◆ What to work on: Copy the lines that follow, keeping every character the same.

◆ Data lines:
● ● ● ● ● ● ●

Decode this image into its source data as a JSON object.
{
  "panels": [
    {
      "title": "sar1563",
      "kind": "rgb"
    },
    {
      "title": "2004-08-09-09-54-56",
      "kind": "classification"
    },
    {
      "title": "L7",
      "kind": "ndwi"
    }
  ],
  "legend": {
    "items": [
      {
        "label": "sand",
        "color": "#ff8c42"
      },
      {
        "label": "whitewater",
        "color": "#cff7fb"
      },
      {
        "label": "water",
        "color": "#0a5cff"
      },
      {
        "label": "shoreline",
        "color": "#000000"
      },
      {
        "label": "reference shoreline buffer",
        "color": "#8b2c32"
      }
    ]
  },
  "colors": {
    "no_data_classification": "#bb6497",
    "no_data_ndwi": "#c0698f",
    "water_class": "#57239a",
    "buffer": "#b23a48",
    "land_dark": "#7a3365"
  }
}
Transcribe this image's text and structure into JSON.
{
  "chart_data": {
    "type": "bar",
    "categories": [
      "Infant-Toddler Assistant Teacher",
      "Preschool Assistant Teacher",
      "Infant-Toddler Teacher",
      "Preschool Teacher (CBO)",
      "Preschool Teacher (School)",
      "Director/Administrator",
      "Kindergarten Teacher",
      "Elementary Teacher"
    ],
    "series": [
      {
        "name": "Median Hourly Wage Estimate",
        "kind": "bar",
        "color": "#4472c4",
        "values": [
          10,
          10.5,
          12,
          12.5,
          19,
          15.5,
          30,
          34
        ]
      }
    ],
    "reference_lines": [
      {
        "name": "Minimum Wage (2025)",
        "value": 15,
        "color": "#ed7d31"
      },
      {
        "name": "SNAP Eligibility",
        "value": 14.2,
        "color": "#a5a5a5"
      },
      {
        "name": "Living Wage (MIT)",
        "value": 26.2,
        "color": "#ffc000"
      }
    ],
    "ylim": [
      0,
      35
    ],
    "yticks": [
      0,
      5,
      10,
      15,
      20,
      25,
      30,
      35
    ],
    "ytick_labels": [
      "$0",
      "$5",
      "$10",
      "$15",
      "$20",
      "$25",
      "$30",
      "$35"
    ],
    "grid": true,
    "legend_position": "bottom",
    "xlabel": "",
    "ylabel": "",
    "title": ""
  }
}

● ● ● ● ● ● ●

◆ Full output:
Decode this image into its source data as a JSON object.
{
  "panels": [
    {
      "title": "sar1563",
      "kind": "rgb"
    },
    {
      "title": "2004-08-09-09-54-56",
      "kind": "classification"
    },
    {
      "title": "L7",
      "kind": "ndwi"
    }
  ],
  "legend": {
    "items": [
      {
        "label": "sand",
        "color": "#ff8c42"
      },
      {
        "label": "whitewater",
        "color": "#cff7fb"
      },
      {
        "label": "water",
        "color": "#0a5cff"
      },
      {
        "label": "shoreline",
        "color": "#000000"
      },
      {
        "label": "reference shoreline buffer",
        "color": "#8b2c32"
      }
    ]
  },
  "colors": {
    "no_data_classification": "#bb6497",
    "no_data_ndwi": "#c0698f",
    "water_class": "#57239a",
    "buffer": "#b23a48",
    "land_dark": "#7a3365"
  }
}
Transcribe this image's text and structure into JSON.
{
  "chart_data": {
    "type": "bar",
    "categories": [
      "Infant-Toddler Assistant Teacher",
      "Preschool Assistant Teacher",
      "Infant-Toddler Teacher",
      "Preschool Teacher (CBO)",
      "Preschool Teacher (School)",
      "Director/Administrator",
      "Kindergarten Teacher",
      "Elementary Teacher"
    ],
    "series": [
      {
        "name": "Median Hourly Wage Estimate",
        "kind": "bar",
        "color": "#4472c4",
        "values": [
          10,
          10.5,
          12,
          12.5,
          19,
          15.5,
          30,
          34
        ]
      }
    ],
    "reference_lines": [
      {
        "name": "Minimum Wage (2025)",
        "value": 15,
        "color": "#ed7d31"
      },
      {
        "name": "SNAP Eligibility",
        "value": 14.2,
        "color": "#a5a5a5"
      },
      {
        "name": "Living Wage (MIT)",
        "value": 26.2,
        "color": "#ffc000"
      }
    ],
    "ylim": [
      0,
      35
    ],
    "yticks": [
      0,
      5,
      10,
      15,
      20,
      25,
      30,
      35
    ],
    "ytick_labels": [
      "$0",
      "$5",
      "$10",
      "$15",
      "$20",
      "$25",
      "$30",
      "$35"
    ],
    "grid": true,
    "legend_position": "bottom",
    "xlabel": "",
    "ylabel": "",
    "title": ""
  }
}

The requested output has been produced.